◆ Your task ◆
Skip the pictures and quote all of the lines exactly.

◆ Data section ◆
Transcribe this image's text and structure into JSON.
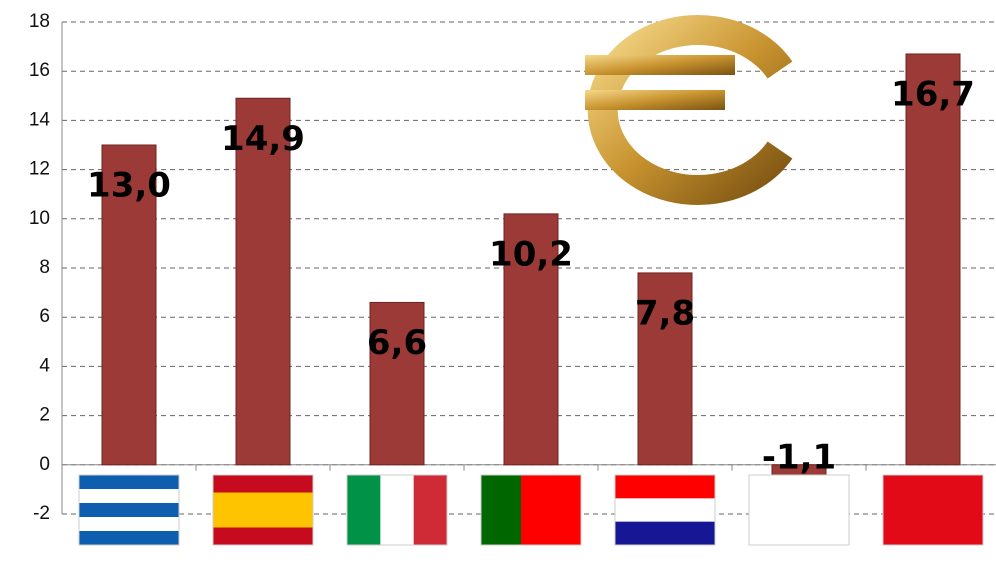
{
  "chart_data": {
    "type": "bar",
    "categories": [
      null,
      null,
      null,
      null,
      null,
      null,
      null
    ],
    "values": [
      13.0,
      14.9,
      6.6,
      10.2,
      7.8,
      -1.1,
      16.7
    ],
    "value_labels": [
      "13,0",
      "14,9",
      "6,6",
      "10,2",
      "7,8",
      "-1,1",
      "16,7"
    ],
    "color": "#9b3a36",
    "ylim": [
      -2,
      18
    ],
    "yticks": [
      -2,
      0,
      2,
      4,
      6,
      8,
      10,
      12,
      14,
      16,
      18
    ],
    "grid": true
  }
}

◆ The output ◆
Transcribe this image's text and structure into JSON.
{
  "chart_data": {
    "type": "bar",
    "categories": [
      null,
      null,
      null,
      null,
      null,
      null,
      null
    ],
    "values": [
      13.0,
      14.9,
      6.6,
      10.2,
      7.8,
      -1.1,
      16.7
    ],
    "value_labels": [
      "13,0",
      "14,9",
      "6,6",
      "10,2",
      "7,8",
      "-1,1",
      "16,7"
    ],
    "color": "#9b3a36",
    "ylim": [
      -2,
      18
    ],
    "yticks": [
      -2,
      0,
      2,
      4,
      6,
      8,
      10,
      12,
      14,
      16,
      18
    ],
    "grid": true
  }
}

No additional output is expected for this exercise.